* START RECORDS TO PROCESS *

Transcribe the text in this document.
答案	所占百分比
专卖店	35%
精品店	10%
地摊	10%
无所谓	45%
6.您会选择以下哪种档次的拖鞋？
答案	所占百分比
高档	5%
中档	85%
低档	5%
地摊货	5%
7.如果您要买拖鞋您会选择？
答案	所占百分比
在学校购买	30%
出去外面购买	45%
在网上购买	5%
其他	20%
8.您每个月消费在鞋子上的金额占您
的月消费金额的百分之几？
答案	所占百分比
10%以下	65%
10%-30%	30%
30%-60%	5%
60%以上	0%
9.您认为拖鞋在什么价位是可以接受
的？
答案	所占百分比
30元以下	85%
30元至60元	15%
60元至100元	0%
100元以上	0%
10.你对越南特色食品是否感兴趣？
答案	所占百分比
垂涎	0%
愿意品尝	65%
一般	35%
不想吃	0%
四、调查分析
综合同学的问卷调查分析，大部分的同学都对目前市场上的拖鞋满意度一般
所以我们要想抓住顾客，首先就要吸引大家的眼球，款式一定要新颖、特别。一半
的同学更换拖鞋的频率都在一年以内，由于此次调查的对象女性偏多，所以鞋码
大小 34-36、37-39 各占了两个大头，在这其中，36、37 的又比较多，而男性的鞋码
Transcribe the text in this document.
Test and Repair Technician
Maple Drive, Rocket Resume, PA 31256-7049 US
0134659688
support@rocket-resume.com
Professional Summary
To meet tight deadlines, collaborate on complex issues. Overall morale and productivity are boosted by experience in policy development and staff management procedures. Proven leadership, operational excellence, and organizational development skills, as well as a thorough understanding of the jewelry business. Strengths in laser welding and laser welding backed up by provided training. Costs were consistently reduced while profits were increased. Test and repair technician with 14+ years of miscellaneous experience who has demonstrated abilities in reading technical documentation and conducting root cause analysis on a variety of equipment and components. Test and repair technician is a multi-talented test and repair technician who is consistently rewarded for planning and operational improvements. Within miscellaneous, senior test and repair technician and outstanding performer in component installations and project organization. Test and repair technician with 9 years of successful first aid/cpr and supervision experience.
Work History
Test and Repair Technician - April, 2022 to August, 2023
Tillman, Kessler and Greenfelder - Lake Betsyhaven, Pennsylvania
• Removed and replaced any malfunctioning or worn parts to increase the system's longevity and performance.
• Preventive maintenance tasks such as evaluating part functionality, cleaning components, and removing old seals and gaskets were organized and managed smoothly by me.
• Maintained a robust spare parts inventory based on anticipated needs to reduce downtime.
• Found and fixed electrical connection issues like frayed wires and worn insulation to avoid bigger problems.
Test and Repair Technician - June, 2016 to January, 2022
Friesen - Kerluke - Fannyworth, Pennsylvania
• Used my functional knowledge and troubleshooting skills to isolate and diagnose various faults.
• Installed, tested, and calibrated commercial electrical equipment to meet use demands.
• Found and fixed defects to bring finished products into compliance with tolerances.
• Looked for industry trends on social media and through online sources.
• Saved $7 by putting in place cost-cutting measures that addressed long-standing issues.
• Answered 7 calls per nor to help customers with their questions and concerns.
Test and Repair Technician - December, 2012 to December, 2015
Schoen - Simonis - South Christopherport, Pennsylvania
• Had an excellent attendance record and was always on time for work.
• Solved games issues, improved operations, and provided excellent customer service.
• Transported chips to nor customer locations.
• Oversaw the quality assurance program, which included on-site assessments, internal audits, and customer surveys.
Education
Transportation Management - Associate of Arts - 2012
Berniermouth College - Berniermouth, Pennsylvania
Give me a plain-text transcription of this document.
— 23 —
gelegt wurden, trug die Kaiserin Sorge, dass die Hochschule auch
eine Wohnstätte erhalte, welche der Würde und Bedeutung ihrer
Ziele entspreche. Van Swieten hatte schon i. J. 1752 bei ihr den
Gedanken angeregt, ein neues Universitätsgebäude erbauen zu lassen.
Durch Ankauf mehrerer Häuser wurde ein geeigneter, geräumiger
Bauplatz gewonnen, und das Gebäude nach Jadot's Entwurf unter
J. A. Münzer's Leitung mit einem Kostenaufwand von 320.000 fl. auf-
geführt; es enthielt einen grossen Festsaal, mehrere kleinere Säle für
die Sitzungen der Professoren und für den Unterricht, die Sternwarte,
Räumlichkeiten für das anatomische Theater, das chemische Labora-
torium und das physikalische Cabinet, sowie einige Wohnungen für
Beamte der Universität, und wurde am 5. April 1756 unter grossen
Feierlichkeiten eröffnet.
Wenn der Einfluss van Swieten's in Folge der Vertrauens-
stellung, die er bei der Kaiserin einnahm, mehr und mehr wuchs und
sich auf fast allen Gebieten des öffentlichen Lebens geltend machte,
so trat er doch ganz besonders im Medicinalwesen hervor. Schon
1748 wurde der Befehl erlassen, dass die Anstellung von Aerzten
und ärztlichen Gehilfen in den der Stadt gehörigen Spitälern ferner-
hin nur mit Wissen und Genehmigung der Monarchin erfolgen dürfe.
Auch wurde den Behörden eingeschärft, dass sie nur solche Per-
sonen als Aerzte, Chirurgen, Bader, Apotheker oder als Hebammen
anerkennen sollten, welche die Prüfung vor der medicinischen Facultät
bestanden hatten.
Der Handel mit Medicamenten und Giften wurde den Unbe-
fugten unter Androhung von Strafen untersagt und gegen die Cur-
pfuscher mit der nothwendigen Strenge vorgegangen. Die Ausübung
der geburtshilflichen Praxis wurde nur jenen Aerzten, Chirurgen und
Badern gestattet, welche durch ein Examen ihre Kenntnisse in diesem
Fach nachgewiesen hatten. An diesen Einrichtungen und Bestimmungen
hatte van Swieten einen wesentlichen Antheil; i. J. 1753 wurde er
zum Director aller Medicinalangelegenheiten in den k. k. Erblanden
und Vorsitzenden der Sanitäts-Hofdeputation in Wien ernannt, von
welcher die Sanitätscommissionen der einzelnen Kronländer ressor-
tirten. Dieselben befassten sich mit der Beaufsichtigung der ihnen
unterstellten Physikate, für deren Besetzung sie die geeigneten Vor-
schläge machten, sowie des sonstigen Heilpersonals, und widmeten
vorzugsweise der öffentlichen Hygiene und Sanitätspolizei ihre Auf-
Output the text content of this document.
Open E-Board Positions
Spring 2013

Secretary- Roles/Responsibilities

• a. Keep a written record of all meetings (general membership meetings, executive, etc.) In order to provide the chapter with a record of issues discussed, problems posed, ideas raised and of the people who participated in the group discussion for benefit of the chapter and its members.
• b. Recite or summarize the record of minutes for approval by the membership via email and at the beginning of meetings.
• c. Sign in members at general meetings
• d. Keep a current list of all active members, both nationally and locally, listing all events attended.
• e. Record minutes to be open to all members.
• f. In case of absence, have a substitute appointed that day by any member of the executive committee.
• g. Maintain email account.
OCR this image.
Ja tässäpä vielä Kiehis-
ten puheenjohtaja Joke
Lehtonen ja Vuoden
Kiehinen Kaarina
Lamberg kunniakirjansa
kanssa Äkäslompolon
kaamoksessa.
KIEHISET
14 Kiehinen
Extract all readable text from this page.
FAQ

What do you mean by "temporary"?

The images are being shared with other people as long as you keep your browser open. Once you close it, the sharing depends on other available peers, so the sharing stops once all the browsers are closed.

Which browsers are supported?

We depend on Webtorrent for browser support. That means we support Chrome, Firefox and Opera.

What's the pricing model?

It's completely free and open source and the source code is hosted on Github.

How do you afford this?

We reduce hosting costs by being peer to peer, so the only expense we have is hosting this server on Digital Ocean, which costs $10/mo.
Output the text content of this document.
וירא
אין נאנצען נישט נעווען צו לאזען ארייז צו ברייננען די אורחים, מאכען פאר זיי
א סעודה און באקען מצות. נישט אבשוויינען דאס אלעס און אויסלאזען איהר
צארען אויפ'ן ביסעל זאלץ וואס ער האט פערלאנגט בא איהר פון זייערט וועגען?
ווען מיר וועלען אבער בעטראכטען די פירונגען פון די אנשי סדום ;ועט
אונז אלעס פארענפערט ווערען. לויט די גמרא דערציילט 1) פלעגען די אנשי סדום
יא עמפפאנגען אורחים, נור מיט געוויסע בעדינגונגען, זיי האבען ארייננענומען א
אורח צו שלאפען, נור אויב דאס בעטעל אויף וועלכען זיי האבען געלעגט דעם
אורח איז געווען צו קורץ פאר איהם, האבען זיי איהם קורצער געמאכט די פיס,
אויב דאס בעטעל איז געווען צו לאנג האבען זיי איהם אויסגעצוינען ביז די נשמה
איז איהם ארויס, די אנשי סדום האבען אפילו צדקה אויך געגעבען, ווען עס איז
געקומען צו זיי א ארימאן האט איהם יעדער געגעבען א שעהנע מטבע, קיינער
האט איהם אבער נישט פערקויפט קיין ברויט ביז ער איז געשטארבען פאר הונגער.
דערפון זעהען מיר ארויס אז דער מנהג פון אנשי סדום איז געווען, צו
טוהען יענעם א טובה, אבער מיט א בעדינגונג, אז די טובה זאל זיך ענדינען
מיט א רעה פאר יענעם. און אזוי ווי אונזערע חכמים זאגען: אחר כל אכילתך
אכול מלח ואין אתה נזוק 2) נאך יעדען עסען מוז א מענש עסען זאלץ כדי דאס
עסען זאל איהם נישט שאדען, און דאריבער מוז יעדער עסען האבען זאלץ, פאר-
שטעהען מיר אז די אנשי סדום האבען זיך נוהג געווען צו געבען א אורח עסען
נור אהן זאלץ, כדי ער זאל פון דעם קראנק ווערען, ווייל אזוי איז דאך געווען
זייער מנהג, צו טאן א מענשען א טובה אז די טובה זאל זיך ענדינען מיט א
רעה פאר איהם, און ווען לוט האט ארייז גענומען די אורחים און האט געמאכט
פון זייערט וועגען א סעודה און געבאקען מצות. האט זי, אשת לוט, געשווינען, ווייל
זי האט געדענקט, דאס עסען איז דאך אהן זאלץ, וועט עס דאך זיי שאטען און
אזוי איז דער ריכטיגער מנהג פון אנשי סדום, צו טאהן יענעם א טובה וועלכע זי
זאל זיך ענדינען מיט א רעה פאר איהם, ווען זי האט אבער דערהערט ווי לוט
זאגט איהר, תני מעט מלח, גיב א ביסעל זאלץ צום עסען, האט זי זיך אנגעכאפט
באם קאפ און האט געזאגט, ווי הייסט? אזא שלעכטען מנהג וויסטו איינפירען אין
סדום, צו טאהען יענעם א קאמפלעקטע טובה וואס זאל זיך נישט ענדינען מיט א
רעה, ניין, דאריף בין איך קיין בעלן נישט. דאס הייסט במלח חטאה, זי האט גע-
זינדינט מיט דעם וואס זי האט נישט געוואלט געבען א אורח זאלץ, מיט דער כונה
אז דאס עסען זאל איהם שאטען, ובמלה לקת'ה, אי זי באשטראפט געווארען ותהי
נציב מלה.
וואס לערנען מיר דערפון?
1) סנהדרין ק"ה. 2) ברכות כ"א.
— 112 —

* END RECORDS TO PROCESS *

## GIVEN PROBLEM
Find every line in the records that contains the word "ענדינען"; copy those lines.

## OUTPUT OF THE EXERCISE
טוהען יענעם א טובה, אבער מיט א בעדינגונג, אז די טובה זאל זיך ענדינען
זייער מנהג, צו טאן א מענשען א טובה אז די טובה זאל זיך ענדינען מיט א
זאל זיך ענדינען מיט א רעה פאר איהם, ווען זי האט אבער דערהערט ווי לוט
סדום, צו טאהען יענעם א קאמפלעקטע טובה וואס זאל זיך נישט ענדינען מיט א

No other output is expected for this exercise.